Data entries:

******

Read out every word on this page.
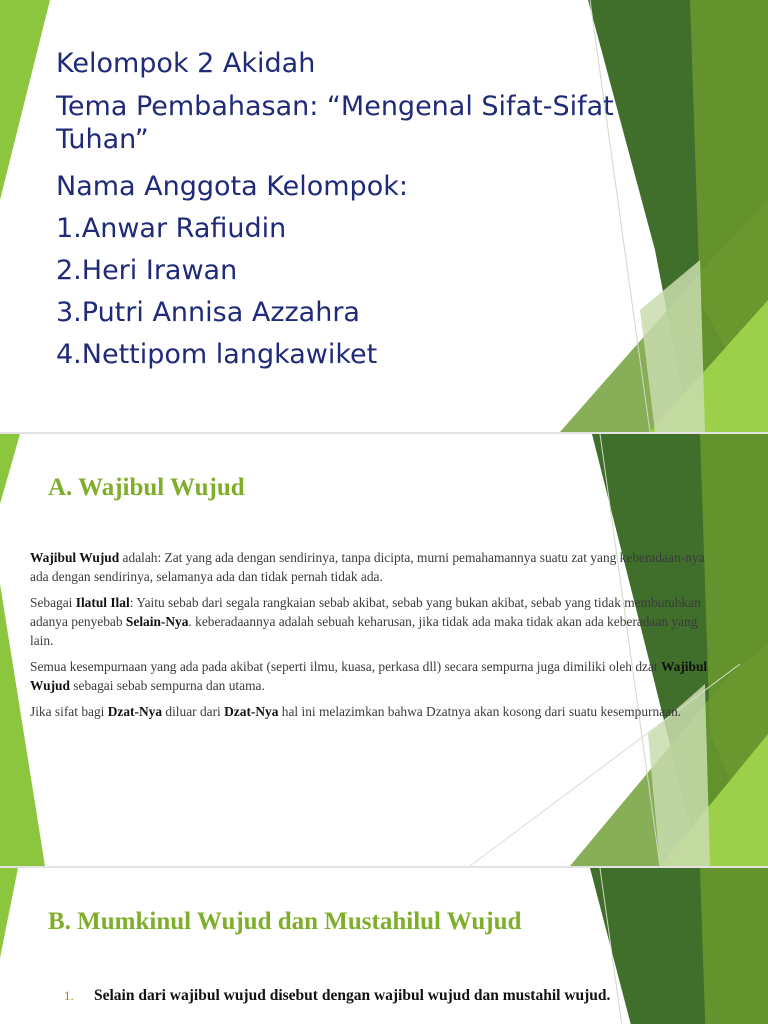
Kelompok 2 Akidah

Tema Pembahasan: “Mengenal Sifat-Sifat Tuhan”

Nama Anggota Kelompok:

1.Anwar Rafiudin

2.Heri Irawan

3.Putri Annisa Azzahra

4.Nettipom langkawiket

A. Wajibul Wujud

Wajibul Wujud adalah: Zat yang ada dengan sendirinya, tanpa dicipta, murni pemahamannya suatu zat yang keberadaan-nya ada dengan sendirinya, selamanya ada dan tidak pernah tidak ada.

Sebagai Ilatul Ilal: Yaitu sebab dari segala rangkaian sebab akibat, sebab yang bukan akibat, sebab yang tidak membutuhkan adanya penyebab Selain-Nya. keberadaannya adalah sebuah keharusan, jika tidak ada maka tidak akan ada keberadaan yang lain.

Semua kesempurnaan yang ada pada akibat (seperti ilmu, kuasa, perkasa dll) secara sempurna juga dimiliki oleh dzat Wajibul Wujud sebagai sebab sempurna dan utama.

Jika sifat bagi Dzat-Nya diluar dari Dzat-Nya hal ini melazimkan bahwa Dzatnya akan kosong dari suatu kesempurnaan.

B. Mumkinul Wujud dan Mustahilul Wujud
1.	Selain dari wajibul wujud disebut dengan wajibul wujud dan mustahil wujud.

******

TASK DESCRIPTION: Where a line above contains the word "dengan", copy that line.

COMPLETED TASK:
Wajibul Wujud adalah: Zat yang ada dengan sendirinya, tanpa dicipta, murni pemahamannya suatu zat yang keberadaan-nya ada dengan sendirinya, selamanya ada dan tidak pernah tidak ada.
1.	Selain dari wajibul wujud disebut dengan wajibul wujud dan mustahil wujud.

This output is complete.